Rows from a figure dataset
● ● ● ● ● ● ●

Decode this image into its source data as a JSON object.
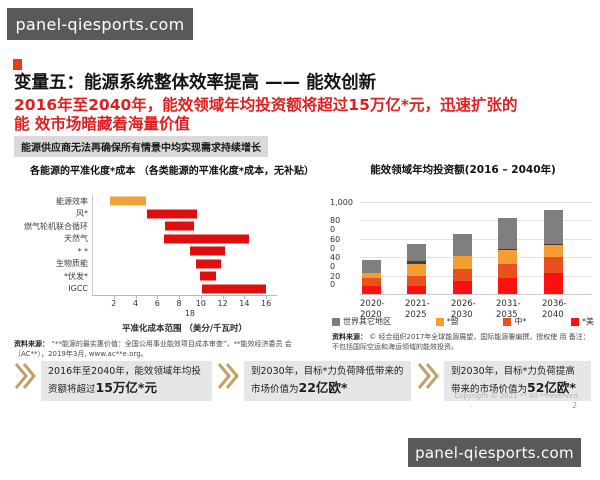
{
  "watermark_top": "panel-qiesports.com",
  "watermark_bottom": "panel-qiesports.com",
  "header": {
    "title": "变量五：能源系统整体效率提高 —— 能效创新",
    "subtitle_line1": "2016年至2040年，能效领域年均投资额将超过15万亿*元，迅速扩张的",
    "subtitle_line2": "能 效市场暗藏着海量价值",
    "note": "能源供应商无法再确保所有情景中均实现需求持续增长"
  },
  "chart_data": [
    {
      "type": "bar",
      "subtype": "horizontal-range",
      "title": "各能源的平准化度*成本 （各类能源的平准化度*成本，无补贴）",
      "categories": [
        "能源效率",
        "风*",
        "燃气轮机联合循环",
        "天然气",
        "* *",
        "生物质能",
        "*伏发*",
        "IGCC"
      ],
      "ranges": [
        [
          1.6,
          4.9
        ],
        [
          5.0,
          9.6
        ],
        [
          6.6,
          9.3
        ],
        [
          6.5,
          14.3
        ],
        [
          8.9,
          12.1
        ],
        [
          9.5,
          11.8
        ],
        [
          9.8,
          11.3
        ],
        [
          10.0,
          15.9
        ]
      ],
      "bar_colors": [
        "#f2a138",
        "#e00f0f",
        "#e00f0f",
        "#e00f0f",
        "#e00f0f",
        "#e00f0f",
        "#e00f0f",
        "#e00f0f"
      ],
      "xlabel": "平准化成本范围 （美分/千瓦时）",
      "xticks": [
        2,
        4,
        6,
        8,
        10,
        12,
        14,
        16
      ],
      "stray_tick_label": "18",
      "stray_tick_value": 9,
      "xlim": [
        0,
        17
      ],
      "grid": false,
      "legend_position": "none",
      "source_label": "资料来源：",
      "source_text": "“**能源的最实惠价值：全国公用事业能效项目成本审查”，**能效经济委员 会（AC**），2019年3月, www.ac**e.org。"
    },
    {
      "type": "bar",
      "subtype": "stacked-vertical",
      "title": "能效领域年均投资额(2016 – 2040年)",
      "categories": [
        "2020-2020",
        "2021-2025",
        "2026-2030",
        "2031-2035",
        "2036-2040"
      ],
      "series": [
        {
          "name": "*美",
          "color": "#fe1010",
          "values": [
            90,
            85,
            140,
            175,
            230
          ]
        },
        {
          "name": "中*",
          "color": "#e8501e",
          "values": [
            80,
            110,
            135,
            155,
            170
          ]
        },
        {
          "name": "*盟",
          "color": "#f49d33",
          "values": [
            60,
            135,
            140,
            145,
            130
          ]
        },
        {
          "name": "",
          "color": "#4a3a32",
          "values": [
            0,
            25,
            0,
            20,
            15
          ]
        },
        {
          "name": "世界其它地区",
          "color": "#7f7f7f",
          "values": [
            140,
            185,
            235,
            330,
            370
          ]
        }
      ],
      "totals": [
        370,
        540,
        650,
        825,
        915
      ],
      "ylim": [
        0,
        1000
      ],
      "yticks": [
        0,
        200,
        400,
        600,
        800,
        1000
      ],
      "ytick_labels": [
        {
          "text": "1,000",
          "value": 1000
        },
        {
          "text": "80\n0",
          "value": 800
        },
        {
          "text": "60\n0",
          "value": 600
        },
        {
          "text": "40\n0",
          "value": 400
        },
        {
          "text": "20\n0",
          "value": 200
        }
      ],
      "legend": [
        {
          "label": "世界其它地区",
          "color": "#7f7f7f"
        },
        {
          "label": "*盟",
          "color": "#f49d33"
        },
        {
          "label": "中*",
          "color": "#e8501e"
        },
        {
          "label": "*美",
          "color": "#fe1010"
        }
      ],
      "legend_position": "bottom",
      "grid": true,
      "source_label": "资料来源：",
      "source_text": "© 经合组织2017年全球能源展望，国际能源署编撰，授权使 用 备注：不包括国际空运和海运领域的能效投资。"
    }
  ],
  "callouts": [
    {
      "text": "2016年至2040年，能效领域年均投资额将超过",
      "value": "15万亿*元"
    },
    {
      "text": "到2030年，目标*力负荷降低带来的市场价值为",
      "value": "22亿欧*"
    },
    {
      "text": "到2030年，目标*力负荷提高带来的市场价值为",
      "value": "52亿欧*"
    }
  ],
  "footer": {
    "copyright": "Copyright © 2021 ** All **reserved.",
    "stray_dot": ".",
    "page": "2"
  },
  "colors": {
    "subtitle_red": "#e02020",
    "title_tick": "#e04020",
    "note_bg": "#dadada",
    "callout_bg": "#e6e6e6",
    "chevron": "#c2a063",
    "watermark_bg": "#59595b"
  }
}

● ● ● ● ● ● ●

● Task goal
Look through the entries above and list every line containing "subtype".

● Answer to the task
      "subtype": "horizontal-range",
      "subtype": "stacked-vertical",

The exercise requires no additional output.